─── EXTRACTED ENTRIES
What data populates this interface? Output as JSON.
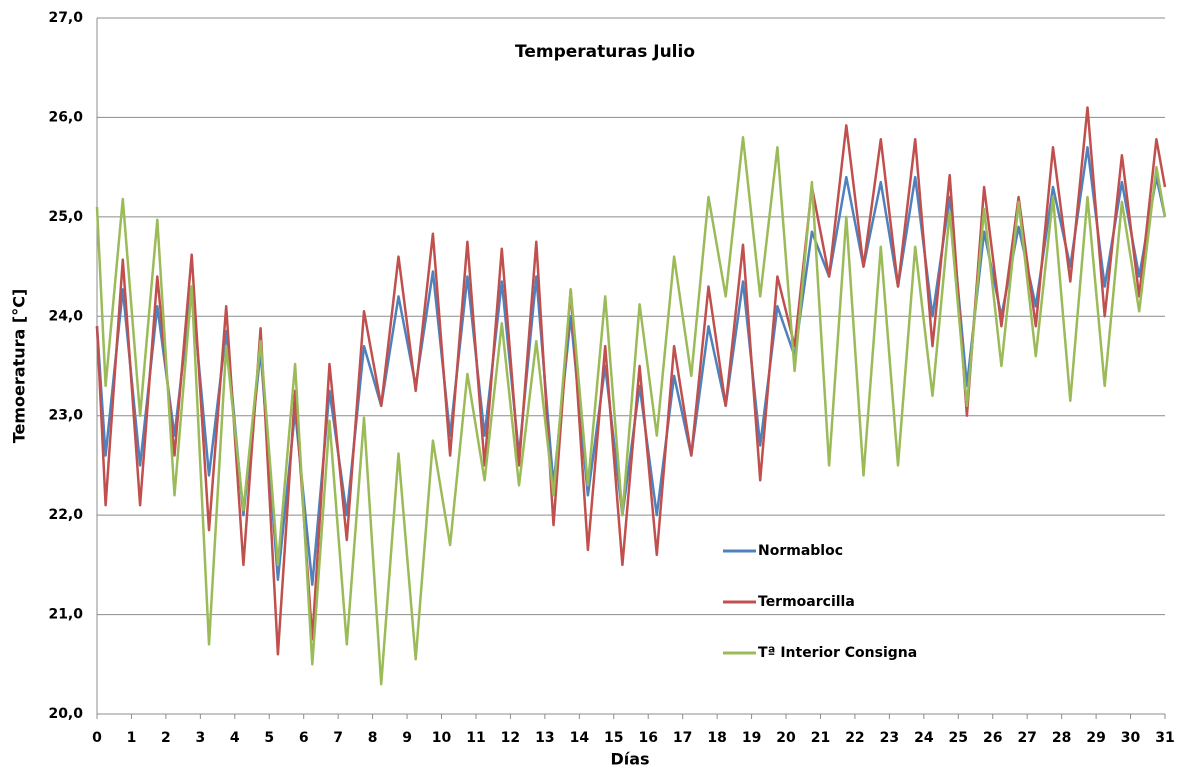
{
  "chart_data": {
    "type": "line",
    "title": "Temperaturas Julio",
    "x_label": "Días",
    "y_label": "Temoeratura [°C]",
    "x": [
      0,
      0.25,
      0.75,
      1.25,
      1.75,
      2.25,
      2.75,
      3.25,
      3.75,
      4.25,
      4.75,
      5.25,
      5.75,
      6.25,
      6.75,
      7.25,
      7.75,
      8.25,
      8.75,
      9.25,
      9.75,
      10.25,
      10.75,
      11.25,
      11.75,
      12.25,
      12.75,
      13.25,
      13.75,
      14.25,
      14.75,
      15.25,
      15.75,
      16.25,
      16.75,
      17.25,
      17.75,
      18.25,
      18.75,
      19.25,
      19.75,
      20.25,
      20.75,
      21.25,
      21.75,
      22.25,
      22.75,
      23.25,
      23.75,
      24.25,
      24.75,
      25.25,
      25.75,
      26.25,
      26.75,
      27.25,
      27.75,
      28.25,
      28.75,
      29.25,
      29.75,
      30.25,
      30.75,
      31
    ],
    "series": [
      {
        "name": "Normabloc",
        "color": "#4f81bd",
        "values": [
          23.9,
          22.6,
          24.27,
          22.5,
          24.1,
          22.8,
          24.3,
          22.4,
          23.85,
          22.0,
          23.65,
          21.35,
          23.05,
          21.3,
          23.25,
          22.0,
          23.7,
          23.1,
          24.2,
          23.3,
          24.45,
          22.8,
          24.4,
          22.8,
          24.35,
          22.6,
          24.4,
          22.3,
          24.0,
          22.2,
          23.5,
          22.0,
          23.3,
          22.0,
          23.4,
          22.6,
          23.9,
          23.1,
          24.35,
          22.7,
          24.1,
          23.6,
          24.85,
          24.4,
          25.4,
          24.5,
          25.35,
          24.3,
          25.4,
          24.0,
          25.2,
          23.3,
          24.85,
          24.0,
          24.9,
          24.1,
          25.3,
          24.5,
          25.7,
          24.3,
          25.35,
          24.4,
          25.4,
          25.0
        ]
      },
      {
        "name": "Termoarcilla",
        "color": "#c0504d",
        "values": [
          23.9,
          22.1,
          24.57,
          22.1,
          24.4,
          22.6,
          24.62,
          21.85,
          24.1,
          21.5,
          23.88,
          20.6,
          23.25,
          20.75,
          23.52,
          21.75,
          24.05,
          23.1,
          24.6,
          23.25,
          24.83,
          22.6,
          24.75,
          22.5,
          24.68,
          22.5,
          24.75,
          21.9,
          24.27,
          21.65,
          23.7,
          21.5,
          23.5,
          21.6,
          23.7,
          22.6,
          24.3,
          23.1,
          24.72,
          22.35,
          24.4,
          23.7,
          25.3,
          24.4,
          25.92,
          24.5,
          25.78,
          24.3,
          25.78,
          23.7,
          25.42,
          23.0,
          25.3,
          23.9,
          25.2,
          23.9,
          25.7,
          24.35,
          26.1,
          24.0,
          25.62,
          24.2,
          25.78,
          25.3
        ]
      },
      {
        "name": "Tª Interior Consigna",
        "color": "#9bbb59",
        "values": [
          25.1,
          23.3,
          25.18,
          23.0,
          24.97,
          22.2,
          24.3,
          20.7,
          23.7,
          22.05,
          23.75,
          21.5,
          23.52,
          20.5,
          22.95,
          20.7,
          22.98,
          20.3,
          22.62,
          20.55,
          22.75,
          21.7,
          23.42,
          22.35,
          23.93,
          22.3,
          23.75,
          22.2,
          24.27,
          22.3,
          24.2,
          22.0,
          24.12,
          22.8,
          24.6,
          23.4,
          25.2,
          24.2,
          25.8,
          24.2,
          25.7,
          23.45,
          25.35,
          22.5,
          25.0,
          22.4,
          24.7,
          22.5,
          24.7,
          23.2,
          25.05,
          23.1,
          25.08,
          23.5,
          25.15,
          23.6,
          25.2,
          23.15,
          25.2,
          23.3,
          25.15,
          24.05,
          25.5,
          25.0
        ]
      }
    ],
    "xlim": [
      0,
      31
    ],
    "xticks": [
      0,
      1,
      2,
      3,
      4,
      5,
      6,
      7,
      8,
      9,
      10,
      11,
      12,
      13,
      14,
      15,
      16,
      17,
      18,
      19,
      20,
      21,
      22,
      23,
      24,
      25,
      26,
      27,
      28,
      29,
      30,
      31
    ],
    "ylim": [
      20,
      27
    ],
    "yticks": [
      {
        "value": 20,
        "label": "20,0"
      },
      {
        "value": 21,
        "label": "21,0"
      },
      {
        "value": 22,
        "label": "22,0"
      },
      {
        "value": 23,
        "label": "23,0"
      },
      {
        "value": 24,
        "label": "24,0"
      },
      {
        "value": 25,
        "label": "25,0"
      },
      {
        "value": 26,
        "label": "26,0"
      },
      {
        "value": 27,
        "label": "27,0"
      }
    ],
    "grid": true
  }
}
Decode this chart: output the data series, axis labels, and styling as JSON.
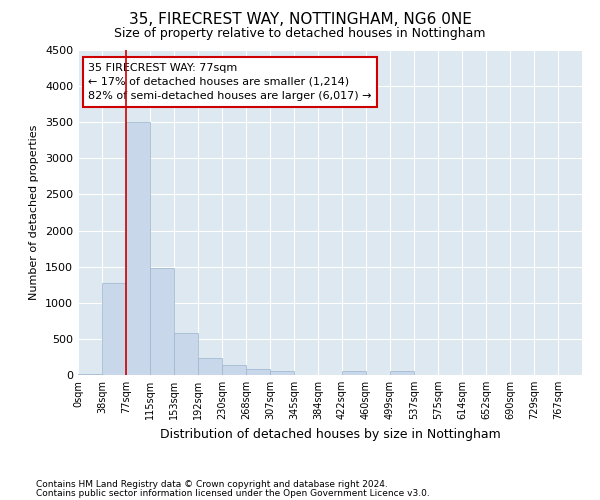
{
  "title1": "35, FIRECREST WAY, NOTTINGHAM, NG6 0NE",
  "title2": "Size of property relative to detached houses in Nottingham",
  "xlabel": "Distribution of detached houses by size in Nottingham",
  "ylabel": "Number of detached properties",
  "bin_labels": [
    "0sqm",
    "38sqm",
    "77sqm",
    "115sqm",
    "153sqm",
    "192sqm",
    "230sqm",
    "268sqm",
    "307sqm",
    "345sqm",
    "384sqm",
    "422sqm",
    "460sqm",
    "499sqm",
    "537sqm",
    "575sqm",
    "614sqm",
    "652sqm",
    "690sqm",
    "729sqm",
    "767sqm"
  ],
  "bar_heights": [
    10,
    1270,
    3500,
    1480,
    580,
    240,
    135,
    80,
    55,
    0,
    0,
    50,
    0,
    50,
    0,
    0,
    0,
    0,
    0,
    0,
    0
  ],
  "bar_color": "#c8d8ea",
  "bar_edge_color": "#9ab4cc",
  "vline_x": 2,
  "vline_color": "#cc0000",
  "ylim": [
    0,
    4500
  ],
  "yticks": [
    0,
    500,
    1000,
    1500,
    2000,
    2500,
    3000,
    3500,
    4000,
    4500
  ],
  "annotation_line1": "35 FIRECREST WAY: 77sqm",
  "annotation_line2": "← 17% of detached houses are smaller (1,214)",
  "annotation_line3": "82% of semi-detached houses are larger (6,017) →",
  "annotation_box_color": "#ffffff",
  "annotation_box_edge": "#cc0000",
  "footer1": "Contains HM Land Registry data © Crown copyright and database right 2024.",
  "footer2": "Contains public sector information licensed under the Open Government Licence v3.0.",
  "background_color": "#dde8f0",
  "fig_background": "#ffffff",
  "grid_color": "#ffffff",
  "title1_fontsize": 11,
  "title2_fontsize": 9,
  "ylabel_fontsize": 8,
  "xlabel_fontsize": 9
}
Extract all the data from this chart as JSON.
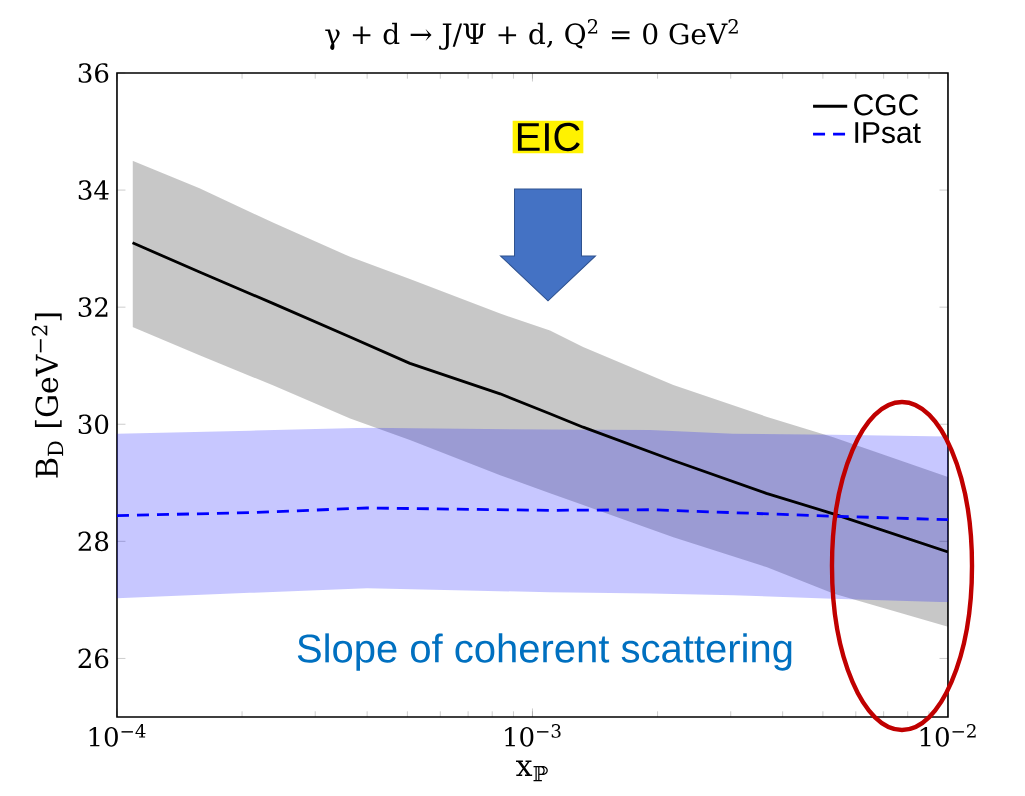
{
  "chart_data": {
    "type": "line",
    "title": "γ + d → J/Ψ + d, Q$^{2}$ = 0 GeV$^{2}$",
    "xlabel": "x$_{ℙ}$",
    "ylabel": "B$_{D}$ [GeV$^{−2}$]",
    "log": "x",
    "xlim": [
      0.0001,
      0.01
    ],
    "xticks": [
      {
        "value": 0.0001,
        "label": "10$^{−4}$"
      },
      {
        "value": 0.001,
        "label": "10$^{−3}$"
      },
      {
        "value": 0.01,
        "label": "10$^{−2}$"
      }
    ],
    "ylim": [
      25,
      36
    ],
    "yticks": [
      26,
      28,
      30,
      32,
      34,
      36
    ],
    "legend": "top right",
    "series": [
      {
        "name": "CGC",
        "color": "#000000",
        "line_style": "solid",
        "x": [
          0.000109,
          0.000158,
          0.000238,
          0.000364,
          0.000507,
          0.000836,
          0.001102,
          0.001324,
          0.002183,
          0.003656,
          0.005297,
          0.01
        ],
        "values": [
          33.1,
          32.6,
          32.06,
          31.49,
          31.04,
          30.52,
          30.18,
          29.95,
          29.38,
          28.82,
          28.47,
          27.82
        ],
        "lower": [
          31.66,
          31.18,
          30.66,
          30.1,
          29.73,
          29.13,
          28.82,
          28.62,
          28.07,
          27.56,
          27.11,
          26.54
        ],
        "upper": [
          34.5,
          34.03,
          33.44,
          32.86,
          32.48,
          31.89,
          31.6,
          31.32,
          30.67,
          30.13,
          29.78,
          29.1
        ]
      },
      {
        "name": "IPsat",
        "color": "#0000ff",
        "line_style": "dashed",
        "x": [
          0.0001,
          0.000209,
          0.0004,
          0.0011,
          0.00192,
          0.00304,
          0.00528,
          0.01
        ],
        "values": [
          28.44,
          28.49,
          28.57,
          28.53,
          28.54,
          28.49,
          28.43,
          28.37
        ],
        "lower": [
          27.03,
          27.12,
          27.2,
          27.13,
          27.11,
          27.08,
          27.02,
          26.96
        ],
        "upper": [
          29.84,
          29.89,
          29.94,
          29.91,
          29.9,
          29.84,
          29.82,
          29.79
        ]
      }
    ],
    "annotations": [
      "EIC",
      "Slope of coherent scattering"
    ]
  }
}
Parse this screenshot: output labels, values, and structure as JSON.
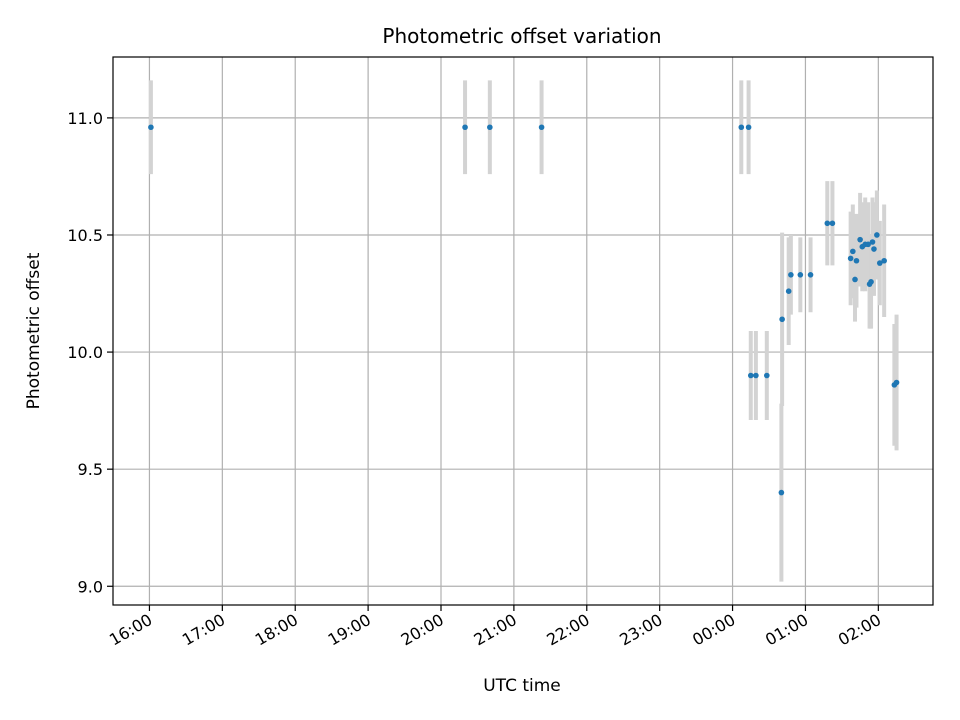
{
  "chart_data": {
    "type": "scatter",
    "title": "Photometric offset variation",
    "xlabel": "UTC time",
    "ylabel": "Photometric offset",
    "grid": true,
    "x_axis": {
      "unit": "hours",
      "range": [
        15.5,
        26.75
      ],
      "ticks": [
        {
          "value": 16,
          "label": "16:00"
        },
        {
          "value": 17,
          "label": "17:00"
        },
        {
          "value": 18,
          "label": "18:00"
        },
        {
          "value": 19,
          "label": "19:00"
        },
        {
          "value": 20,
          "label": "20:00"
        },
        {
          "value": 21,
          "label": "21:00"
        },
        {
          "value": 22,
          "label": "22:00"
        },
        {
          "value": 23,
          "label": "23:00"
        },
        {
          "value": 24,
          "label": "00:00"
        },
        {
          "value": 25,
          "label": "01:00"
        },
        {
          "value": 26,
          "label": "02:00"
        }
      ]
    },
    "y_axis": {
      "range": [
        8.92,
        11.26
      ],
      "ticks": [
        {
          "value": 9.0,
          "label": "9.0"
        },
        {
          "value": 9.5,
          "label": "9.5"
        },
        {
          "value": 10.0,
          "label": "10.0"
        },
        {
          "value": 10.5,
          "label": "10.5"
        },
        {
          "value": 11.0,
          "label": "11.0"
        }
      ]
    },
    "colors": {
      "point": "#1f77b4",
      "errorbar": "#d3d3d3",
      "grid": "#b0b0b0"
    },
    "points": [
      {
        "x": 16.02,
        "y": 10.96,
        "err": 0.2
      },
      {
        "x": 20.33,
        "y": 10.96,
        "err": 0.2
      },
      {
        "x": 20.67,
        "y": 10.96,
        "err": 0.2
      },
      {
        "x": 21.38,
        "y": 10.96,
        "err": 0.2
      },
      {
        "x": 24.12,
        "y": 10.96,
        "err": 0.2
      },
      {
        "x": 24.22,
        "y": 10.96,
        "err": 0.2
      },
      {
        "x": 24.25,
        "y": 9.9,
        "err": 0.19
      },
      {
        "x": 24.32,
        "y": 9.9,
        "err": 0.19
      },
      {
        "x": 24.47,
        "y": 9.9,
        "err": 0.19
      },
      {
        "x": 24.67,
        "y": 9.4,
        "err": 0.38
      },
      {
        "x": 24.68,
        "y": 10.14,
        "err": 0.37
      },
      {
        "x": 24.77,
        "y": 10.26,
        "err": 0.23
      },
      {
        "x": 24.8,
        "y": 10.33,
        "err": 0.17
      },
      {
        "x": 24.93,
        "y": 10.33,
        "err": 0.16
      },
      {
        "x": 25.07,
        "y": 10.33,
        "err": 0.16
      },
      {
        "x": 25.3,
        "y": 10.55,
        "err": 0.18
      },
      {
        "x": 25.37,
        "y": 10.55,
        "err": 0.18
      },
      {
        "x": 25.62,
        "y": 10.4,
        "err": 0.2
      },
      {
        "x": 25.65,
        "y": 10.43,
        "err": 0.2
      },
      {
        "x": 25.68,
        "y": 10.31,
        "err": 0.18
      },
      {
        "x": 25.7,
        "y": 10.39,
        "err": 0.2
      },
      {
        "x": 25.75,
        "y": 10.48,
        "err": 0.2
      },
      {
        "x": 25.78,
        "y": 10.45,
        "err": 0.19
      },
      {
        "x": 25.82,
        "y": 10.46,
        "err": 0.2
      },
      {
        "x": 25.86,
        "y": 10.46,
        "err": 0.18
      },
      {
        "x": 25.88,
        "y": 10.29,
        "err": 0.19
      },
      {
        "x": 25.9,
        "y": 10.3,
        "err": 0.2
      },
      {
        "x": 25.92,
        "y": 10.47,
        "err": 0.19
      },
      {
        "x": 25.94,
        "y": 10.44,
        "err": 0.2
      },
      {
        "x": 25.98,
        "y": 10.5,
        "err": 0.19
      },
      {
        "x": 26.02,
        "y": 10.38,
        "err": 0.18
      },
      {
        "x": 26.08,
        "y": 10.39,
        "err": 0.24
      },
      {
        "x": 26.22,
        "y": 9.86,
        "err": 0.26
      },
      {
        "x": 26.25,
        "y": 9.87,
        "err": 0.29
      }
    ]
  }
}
──────
TASK PROMPT -> Go through the listing above line by line and say how many lines hold the word "Photometric". Reply with that number only.

WRITTEN REPLY -> 2